Where the word "Damp" occurs in a line, return that line.

WORKING DATA ::
— BEGIN —
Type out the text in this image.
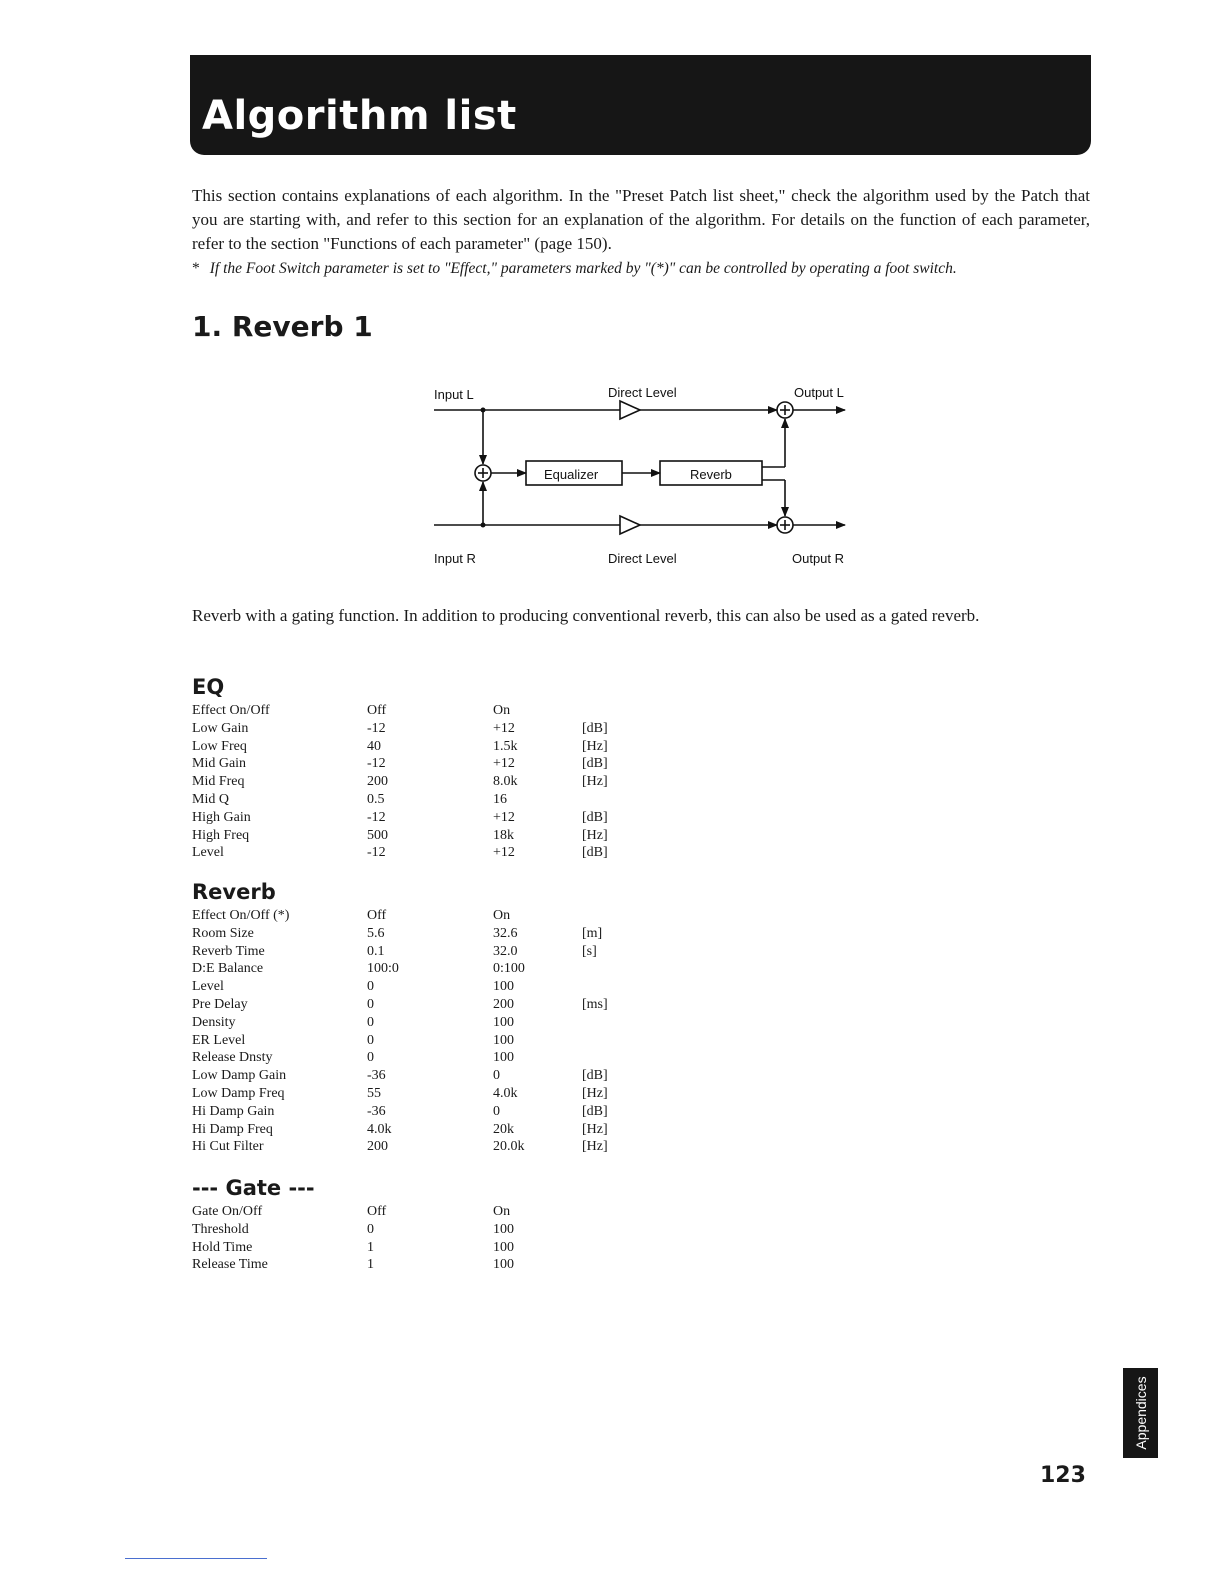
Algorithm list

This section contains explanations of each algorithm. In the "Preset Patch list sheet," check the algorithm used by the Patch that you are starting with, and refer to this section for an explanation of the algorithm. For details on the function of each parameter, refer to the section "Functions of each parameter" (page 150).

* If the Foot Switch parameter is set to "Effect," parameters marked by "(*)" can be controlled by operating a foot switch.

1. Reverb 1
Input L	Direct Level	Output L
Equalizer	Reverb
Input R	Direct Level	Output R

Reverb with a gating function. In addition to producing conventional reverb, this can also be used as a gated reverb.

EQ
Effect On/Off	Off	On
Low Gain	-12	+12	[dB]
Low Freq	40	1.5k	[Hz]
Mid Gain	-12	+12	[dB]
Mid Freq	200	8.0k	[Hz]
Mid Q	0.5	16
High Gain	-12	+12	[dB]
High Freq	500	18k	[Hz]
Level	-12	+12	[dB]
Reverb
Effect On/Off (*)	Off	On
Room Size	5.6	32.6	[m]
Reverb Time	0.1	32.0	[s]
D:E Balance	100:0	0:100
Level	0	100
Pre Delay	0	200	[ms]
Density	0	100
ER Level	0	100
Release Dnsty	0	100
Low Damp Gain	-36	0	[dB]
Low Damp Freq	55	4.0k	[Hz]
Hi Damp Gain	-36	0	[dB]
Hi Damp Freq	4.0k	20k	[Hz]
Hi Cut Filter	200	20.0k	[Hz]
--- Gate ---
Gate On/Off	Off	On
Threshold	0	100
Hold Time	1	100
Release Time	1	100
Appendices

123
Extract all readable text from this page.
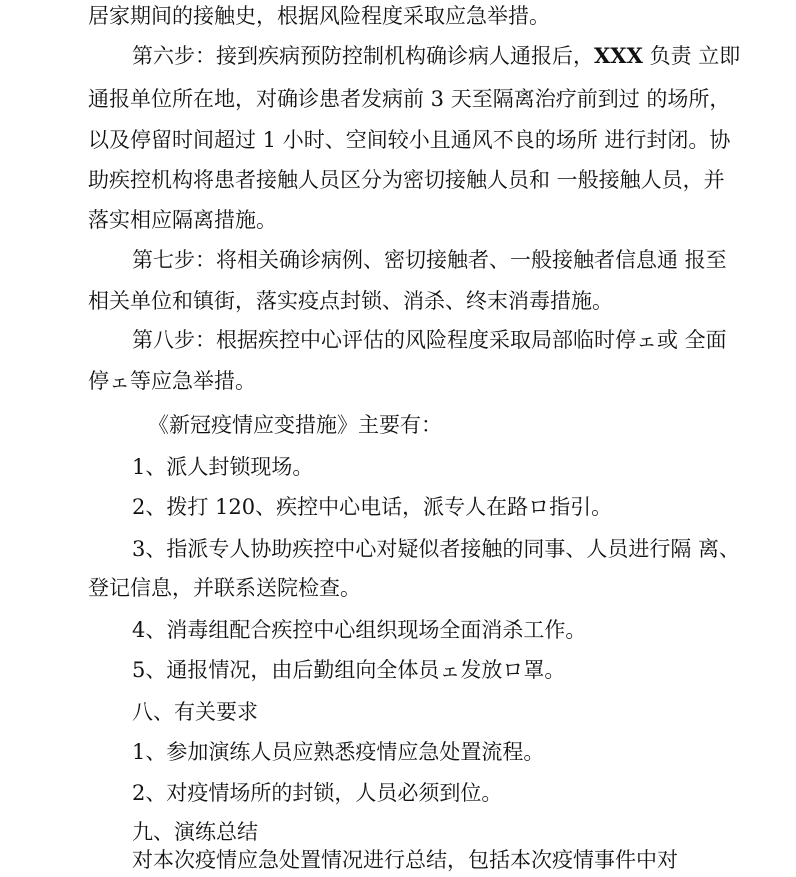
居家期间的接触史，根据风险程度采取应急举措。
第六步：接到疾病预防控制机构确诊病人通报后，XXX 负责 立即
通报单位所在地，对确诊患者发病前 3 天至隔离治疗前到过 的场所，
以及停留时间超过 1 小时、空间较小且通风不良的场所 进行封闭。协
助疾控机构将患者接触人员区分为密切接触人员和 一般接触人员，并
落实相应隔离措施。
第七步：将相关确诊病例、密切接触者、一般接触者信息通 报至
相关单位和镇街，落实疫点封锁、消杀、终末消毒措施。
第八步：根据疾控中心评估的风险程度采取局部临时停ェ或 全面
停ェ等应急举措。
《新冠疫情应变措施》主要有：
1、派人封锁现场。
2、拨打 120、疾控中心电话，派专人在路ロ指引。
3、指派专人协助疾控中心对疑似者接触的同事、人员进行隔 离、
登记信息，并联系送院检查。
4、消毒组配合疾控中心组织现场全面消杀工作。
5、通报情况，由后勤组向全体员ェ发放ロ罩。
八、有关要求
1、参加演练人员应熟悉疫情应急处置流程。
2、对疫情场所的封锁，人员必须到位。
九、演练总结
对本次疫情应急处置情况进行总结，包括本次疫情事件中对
— END —
COMPLETE ANSWER ::
Low Damp Gain	-36	0	[dB]
Low Damp Freq	55	4.0k	[Hz]
Hi Damp Gain	-36	0	[dB]
Hi Damp Freq	4.0k	20k	[Hz]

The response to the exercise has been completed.